:: Problem description ::
Give every line of the material again, exactly as written.

-- Begin Dataset records --

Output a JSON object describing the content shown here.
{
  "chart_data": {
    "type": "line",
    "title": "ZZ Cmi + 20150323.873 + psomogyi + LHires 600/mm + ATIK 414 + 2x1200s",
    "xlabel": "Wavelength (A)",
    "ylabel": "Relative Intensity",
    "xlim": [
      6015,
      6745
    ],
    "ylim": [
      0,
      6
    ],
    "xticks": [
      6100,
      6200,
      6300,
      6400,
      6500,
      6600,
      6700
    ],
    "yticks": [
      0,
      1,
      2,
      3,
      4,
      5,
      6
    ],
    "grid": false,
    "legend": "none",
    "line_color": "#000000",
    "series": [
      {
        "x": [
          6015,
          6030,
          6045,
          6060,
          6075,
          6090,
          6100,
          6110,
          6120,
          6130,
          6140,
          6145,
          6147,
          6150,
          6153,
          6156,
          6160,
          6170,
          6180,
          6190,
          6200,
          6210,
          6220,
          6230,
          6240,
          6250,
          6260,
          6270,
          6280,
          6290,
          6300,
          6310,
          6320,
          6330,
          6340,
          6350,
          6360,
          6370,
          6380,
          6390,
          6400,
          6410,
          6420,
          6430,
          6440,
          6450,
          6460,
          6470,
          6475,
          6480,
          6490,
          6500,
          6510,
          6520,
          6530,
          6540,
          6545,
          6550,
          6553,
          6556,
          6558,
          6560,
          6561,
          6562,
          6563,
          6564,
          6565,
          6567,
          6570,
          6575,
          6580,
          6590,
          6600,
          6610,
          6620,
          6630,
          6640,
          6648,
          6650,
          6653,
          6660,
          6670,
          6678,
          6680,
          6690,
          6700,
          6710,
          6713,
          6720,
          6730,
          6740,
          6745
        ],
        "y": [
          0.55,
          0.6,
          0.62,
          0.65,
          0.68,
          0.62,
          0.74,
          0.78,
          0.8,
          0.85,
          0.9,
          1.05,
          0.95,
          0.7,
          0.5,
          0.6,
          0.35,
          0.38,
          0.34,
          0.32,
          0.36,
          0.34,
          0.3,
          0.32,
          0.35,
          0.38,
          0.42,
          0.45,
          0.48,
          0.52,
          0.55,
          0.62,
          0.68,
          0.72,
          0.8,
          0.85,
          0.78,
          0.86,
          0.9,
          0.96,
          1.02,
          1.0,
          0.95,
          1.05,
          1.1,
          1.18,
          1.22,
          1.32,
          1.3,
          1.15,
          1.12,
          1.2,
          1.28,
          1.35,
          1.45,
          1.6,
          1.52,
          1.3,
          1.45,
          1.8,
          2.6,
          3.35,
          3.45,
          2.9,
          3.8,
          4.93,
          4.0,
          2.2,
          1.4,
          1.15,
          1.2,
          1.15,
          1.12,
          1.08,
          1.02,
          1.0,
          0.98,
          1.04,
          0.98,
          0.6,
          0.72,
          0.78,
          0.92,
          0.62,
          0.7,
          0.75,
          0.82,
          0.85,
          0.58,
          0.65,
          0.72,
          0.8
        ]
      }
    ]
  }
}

-- End Dataset records --

:: Response for this exercise ::
Output a JSON object describing the content shown here.
{
  "chart_data": {
    "type": "line",
    "title": "ZZ Cmi + 20150323.873 + psomogyi + LHires 600/mm + ATIK 414 + 2x1200s",
    "xlabel": "Wavelength (A)",
    "ylabel": "Relative Intensity",
    "xlim": [
      6015,
      6745
    ],
    "ylim": [
      0,
      6
    ],
    "xticks": [
      6100,
      6200,
      6300,
      6400,
      6500,
      6600,
      6700
    ],
    "yticks": [
      0,
      1,
      2,
      3,
      4,
      5,
      6
    ],
    "grid": false,
    "legend": "none",
    "line_color": "#000000",
    "series": [
      {
        "x": [
          6015,
          6030,
          6045,
          6060,
          6075,
          6090,
          6100,
          6110,
          6120,
          6130,
          6140,
          6145,
          6147,
          6150,
          6153,
          6156,
          6160,
          6170,
          6180,
          6190,
          6200,
          6210,
          6220,
          6230,
          6240,
          6250,
          6260,
          6270,
          6280,
          6290,
          6300,
          6310,
          6320,
          6330,
          6340,
          6350,
          6360,
          6370,
          6380,
          6390,
          6400,
          6410,
          6420,
          6430,
          6440,
          6450,
          6460,
          6470,
          6475,
          6480,
          6490,
          6500,
          6510,
          6520,
          6530,
          6540,
          6545,
          6550,
          6553,
          6556,
          6558,
          6560,
          6561,
          6562,
          6563,
          6564,
          6565,
          6567,
          6570,
          6575,
          6580,
          6590,
          6600,
          6610,
          6620,
          6630,
          6640,
          6648,
          6650,
          6653,
          6660,
          6670,
          6678,
          6680,
          6690,
          6700,
          6710,
          6713,
          6720,
          6730,
          6740,
          6745
        ],
        "y": [
          0.55,
          0.6,
          0.62,
          0.65,
          0.68,
          0.62,
          0.74,
          0.78,
          0.8,
          0.85,
          0.9,
          1.05,
          0.95,
          0.7,
          0.5,
          0.6,
          0.35,
          0.38,
          0.34,
          0.32,
          0.36,
          0.34,
          0.3,
          0.32,
          0.35,
          0.38,
          0.42,
          0.45,
          0.48,
          0.52,
          0.55,
          0.62,
          0.68,
          0.72,
          0.8,
          0.85,
          0.78,
          0.86,
          0.9,
          0.96,
          1.02,
          1.0,
          0.95,
          1.05,
          1.1,
          1.18,
          1.22,
          1.32,
          1.3,
          1.15,
          1.12,
          1.2,
          1.28,
          1.35,
          1.45,
          1.6,
          1.52,
          1.3,
          1.45,
          1.8,
          2.6,
          3.35,
          3.45,
          2.9,
          3.8,
          4.93,
          4.0,
          2.2,
          1.4,
          1.15,
          1.2,
          1.15,
          1.12,
          1.08,
          1.02,
          1.0,
          0.98,
          1.04,
          0.98,
          0.6,
          0.72,
          0.78,
          0.92,
          0.62,
          0.7,
          0.75,
          0.82,
          0.85,
          0.58,
          0.65,
          0.72,
          0.8
        ]
      }
    ]
  }
}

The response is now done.